- [Exercise brief]:
Scan the material below for the string "title", and copy every line where it shows up.
start Dataset records
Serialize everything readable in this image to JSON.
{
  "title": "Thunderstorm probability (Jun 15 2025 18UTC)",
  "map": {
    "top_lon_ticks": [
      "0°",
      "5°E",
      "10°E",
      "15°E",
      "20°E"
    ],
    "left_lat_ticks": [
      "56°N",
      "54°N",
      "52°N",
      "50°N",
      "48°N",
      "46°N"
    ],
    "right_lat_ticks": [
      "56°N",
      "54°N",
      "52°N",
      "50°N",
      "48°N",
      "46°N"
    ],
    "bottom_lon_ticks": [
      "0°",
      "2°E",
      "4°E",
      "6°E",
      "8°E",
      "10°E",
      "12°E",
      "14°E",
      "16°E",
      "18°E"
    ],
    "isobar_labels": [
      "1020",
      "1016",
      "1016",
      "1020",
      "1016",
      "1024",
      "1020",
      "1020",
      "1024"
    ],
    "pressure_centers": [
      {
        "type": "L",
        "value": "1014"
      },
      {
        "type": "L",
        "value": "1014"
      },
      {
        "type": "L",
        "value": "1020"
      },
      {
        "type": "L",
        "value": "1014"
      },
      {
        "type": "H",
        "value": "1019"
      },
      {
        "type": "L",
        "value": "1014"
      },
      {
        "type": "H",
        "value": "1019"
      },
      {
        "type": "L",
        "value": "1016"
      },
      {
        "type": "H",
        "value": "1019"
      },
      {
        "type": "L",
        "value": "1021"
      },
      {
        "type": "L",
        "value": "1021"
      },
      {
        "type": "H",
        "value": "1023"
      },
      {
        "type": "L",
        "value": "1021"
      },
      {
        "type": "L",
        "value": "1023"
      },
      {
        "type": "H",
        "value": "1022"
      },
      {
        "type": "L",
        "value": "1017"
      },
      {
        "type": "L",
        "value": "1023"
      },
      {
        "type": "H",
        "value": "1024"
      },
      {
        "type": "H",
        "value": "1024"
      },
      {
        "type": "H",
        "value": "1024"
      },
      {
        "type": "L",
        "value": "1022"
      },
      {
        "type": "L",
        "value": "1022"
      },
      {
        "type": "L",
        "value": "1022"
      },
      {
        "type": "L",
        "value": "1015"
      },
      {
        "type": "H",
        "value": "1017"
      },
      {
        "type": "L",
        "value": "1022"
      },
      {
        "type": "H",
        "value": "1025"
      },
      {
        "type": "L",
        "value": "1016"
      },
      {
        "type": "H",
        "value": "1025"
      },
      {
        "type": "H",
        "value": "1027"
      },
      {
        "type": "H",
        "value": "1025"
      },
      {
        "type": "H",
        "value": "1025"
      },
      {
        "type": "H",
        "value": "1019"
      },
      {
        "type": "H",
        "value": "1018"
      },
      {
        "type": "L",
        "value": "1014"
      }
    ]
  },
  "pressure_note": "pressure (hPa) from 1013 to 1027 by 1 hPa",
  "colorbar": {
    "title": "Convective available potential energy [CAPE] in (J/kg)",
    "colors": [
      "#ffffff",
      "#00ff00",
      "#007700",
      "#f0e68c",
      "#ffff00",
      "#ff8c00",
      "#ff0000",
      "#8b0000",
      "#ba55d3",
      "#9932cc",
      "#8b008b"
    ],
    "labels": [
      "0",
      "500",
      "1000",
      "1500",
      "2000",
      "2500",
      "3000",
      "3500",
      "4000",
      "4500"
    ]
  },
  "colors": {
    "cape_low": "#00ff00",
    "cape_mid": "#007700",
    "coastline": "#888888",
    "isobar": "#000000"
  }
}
end Dataset records
- [Reply to the exercise]:
  "title": "Thunderstorm probability (Jun 15 2025 18UTC)",
    "title": "Convective available potential energy [CAPE] in (J/kg)",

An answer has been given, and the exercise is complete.